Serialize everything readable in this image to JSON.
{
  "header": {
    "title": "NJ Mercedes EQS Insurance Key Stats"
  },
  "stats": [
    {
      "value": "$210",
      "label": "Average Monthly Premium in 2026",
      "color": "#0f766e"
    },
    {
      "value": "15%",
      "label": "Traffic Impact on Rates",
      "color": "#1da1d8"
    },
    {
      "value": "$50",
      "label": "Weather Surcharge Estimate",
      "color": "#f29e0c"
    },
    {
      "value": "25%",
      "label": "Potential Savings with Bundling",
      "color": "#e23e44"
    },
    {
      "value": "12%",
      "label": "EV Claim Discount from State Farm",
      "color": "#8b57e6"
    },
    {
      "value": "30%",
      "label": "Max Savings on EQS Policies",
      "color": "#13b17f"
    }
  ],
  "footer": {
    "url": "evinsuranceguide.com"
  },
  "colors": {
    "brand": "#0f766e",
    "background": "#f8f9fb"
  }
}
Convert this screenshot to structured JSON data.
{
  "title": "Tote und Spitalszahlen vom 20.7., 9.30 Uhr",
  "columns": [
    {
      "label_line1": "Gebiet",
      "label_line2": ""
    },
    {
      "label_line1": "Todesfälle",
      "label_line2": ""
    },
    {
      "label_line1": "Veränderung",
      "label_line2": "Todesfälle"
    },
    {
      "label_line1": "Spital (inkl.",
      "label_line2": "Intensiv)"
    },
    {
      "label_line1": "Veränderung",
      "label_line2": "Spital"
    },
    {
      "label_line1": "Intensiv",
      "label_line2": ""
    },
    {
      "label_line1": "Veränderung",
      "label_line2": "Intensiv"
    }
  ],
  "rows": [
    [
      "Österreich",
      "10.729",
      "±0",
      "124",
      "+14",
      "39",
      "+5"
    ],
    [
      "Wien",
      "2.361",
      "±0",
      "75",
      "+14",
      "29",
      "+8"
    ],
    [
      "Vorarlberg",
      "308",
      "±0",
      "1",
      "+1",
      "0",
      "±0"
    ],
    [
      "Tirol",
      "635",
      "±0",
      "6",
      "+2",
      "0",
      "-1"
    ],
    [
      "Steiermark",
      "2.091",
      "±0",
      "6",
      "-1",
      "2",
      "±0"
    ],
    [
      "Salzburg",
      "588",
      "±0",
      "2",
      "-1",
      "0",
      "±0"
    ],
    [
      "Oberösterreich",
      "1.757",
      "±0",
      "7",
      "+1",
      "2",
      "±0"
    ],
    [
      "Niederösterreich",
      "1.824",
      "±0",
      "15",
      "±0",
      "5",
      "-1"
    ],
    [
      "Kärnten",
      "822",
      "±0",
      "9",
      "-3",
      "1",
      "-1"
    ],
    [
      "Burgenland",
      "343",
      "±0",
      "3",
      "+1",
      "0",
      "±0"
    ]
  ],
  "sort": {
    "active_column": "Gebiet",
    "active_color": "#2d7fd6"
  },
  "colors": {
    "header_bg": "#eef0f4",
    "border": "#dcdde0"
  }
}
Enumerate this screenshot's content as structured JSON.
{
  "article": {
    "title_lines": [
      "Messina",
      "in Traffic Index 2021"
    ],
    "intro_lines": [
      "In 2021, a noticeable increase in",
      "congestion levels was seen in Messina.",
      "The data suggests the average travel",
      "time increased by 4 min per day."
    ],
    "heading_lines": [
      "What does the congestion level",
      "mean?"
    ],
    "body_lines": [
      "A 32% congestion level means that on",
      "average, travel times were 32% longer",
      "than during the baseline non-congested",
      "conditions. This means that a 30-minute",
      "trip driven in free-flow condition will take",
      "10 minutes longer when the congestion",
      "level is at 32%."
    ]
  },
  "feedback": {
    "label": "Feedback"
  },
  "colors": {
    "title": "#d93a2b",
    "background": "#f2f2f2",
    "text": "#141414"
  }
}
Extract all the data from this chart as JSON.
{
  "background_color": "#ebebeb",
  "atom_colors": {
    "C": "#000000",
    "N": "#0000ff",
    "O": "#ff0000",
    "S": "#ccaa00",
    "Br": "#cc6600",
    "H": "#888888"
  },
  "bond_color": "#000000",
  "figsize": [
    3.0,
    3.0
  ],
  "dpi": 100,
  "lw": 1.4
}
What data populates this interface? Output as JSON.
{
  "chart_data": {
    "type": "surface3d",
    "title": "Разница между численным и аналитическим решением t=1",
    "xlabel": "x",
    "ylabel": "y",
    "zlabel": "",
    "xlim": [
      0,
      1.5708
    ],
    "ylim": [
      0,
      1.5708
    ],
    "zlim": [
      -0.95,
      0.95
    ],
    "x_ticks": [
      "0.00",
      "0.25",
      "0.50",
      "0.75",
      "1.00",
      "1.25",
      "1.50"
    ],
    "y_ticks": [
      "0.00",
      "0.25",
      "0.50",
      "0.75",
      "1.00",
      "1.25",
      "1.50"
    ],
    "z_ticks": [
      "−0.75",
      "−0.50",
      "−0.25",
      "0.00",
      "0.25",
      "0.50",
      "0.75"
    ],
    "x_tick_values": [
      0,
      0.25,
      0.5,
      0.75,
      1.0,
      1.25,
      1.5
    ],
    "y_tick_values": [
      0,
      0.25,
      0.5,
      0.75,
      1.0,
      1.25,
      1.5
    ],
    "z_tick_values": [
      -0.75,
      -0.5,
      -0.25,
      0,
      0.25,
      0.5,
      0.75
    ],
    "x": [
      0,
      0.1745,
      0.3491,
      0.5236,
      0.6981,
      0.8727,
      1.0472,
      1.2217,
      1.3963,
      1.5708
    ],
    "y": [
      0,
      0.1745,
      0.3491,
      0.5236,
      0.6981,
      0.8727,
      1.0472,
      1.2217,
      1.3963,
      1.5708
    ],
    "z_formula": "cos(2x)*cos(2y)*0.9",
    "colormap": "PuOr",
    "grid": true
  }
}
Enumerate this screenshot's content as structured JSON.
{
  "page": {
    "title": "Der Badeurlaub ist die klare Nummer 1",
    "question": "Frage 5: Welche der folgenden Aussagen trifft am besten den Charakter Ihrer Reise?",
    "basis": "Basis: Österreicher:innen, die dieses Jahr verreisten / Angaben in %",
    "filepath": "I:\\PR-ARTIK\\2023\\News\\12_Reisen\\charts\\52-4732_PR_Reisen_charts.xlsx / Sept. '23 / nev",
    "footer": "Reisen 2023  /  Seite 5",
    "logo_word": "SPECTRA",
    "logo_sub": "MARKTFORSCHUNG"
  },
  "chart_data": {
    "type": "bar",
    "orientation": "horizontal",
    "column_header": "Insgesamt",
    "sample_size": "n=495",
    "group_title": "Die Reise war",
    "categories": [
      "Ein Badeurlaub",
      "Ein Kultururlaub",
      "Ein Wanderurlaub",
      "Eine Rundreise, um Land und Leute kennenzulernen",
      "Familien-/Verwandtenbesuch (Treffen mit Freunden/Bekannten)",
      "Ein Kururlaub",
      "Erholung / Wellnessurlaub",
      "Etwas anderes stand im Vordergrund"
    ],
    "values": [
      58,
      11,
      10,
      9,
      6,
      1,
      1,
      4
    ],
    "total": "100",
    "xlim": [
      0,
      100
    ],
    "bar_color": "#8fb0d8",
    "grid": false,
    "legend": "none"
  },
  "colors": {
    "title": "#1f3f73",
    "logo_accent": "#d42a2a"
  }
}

*Problem details*
Filter lines by "longer" and return each hit.

*Exercise result*
      "average, travel times were 32% longer",
      "10 minutes longer when the congestion",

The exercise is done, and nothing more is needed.